Collection entries:
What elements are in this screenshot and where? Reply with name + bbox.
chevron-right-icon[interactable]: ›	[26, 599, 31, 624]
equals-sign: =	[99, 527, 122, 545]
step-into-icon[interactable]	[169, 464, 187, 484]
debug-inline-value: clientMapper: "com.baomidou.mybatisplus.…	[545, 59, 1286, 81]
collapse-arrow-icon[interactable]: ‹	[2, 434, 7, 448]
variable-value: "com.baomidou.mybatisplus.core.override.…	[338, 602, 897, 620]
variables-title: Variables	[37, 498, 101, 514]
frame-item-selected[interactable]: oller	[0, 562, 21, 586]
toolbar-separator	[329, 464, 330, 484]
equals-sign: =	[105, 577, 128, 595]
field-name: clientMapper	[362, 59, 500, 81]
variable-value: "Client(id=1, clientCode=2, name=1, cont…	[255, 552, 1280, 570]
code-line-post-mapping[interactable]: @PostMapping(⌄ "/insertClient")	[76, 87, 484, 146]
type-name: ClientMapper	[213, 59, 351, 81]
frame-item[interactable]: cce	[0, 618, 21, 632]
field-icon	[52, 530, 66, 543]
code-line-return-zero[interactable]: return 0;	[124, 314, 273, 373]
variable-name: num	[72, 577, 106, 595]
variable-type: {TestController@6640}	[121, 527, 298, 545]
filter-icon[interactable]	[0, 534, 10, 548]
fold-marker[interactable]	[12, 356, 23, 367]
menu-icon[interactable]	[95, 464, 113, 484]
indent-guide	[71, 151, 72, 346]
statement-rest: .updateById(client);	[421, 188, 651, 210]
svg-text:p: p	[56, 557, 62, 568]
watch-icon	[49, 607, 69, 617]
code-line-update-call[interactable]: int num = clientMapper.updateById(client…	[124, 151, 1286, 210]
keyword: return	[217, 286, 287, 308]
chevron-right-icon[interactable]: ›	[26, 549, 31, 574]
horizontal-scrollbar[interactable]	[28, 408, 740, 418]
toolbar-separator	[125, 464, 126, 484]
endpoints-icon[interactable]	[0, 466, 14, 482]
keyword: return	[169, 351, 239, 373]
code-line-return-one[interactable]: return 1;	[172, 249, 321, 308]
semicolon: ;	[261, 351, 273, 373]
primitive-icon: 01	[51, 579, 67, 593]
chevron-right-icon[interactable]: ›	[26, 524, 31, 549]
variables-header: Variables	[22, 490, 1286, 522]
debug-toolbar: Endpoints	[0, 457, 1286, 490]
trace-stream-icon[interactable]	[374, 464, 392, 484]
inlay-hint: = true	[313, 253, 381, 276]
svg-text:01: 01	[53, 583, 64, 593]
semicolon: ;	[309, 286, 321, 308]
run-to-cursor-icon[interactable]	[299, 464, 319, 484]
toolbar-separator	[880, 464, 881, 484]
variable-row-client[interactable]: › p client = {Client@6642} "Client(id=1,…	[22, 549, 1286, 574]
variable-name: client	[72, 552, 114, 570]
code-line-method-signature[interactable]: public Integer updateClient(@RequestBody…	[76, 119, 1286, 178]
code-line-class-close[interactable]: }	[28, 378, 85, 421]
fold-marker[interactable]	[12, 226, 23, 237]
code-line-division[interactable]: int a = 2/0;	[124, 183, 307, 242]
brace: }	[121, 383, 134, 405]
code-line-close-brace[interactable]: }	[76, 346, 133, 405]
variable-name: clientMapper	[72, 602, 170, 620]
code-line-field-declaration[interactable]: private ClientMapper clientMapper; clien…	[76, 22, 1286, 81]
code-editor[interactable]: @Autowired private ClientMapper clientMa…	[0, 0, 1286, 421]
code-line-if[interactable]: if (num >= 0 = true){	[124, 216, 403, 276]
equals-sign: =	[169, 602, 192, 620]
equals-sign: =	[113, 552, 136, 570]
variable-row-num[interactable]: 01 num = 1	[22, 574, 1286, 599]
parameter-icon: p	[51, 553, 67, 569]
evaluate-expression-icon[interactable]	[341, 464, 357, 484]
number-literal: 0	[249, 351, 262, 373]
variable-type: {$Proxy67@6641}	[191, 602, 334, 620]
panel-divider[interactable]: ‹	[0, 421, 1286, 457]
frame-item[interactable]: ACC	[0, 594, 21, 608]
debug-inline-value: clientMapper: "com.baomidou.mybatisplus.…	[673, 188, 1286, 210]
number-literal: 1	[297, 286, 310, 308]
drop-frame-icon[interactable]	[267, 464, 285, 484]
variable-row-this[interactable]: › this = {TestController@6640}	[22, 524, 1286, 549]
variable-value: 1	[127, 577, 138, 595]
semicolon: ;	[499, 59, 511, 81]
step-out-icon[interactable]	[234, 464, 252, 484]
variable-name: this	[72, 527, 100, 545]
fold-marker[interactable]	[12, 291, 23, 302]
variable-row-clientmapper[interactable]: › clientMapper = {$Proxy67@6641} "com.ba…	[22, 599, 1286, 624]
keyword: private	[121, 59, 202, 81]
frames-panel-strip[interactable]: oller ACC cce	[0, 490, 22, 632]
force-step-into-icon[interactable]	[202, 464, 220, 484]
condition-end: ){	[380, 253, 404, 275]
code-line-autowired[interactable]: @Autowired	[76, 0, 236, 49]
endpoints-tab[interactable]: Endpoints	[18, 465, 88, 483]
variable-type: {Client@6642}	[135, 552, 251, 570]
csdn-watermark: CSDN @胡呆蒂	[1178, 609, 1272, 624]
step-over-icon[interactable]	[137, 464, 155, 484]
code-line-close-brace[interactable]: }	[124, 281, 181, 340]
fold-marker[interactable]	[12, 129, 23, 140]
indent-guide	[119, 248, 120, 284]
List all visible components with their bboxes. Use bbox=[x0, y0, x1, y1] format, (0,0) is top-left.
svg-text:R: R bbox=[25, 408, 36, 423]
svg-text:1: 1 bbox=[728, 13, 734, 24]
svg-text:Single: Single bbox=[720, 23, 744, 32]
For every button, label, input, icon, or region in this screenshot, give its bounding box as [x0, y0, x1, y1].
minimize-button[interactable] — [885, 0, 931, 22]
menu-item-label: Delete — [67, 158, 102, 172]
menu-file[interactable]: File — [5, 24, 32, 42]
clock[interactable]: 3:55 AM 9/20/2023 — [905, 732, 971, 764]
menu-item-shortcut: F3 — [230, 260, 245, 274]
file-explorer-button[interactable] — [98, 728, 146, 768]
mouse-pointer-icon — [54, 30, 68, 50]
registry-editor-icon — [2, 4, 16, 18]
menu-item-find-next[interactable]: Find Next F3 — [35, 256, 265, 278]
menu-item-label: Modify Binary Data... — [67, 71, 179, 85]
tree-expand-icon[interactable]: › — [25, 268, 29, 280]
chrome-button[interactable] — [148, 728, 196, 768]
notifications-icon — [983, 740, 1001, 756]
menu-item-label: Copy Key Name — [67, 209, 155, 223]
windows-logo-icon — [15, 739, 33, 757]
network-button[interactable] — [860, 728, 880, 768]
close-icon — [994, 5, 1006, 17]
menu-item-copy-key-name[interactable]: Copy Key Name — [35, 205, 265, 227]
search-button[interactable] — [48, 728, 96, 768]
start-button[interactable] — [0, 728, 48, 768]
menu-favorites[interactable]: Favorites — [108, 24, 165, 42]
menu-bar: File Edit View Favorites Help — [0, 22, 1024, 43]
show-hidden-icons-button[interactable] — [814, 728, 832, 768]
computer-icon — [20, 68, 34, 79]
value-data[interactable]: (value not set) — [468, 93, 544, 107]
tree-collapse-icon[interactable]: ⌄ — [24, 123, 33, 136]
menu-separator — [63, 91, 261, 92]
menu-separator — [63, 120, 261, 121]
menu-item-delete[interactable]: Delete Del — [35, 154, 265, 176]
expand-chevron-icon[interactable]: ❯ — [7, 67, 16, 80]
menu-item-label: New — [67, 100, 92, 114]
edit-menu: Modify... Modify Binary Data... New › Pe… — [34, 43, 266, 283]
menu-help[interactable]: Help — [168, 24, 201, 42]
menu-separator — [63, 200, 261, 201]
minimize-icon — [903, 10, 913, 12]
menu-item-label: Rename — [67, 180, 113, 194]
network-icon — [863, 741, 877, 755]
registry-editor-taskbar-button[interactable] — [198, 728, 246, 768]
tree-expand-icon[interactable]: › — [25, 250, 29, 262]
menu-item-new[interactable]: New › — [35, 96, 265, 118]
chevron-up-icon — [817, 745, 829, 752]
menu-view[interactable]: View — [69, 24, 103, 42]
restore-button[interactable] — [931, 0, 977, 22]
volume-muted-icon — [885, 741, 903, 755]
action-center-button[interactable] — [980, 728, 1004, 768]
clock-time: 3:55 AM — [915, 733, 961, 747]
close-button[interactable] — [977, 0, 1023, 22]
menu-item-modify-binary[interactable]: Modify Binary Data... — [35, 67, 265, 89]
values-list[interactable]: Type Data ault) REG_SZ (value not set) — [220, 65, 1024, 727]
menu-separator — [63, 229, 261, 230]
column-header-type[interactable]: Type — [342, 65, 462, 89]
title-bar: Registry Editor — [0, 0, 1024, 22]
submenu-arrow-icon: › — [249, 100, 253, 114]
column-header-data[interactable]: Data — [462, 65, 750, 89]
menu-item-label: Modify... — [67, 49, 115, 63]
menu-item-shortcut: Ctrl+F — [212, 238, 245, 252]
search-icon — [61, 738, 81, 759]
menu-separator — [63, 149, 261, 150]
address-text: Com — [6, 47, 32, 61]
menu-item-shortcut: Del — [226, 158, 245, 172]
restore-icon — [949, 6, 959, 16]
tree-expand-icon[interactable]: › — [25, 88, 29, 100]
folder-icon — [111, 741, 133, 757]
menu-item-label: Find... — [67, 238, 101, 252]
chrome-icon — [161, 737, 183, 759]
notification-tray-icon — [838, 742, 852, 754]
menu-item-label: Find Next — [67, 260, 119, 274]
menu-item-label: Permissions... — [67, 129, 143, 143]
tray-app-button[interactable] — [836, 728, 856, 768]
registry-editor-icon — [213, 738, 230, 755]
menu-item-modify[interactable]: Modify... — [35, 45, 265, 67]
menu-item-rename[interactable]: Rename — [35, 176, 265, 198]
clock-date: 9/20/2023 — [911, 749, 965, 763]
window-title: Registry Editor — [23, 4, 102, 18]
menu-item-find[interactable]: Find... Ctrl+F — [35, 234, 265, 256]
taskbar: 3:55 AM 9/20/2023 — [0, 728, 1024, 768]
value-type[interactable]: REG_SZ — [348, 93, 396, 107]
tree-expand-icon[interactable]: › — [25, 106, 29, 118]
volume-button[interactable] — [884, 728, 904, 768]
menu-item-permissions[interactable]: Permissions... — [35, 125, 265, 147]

### Problem to work on
Copy the lines of the data from its start up to and including the line containing "562, 21, 586]".

### Result
What elements are in this screenshot and where? Reply with name + bbox.
chevron-right-icon[interactable]: ›	[26, 599, 31, 624]
equals-sign: =	[99, 527, 122, 545]
step-into-icon[interactable]	[169, 464, 187, 484]
debug-inline-value: clientMapper: "com.baomidou.mybatisplus.…	[545, 59, 1286, 81]
collapse-arrow-icon[interactable]: ‹	[2, 434, 7, 448]
variable-value: "com.baomidou.mybatisplus.core.override.…	[338, 602, 897, 620]
variables-title: Variables	[37, 498, 101, 514]
frame-item-selected[interactable]: oller	[0, 562, 21, 586]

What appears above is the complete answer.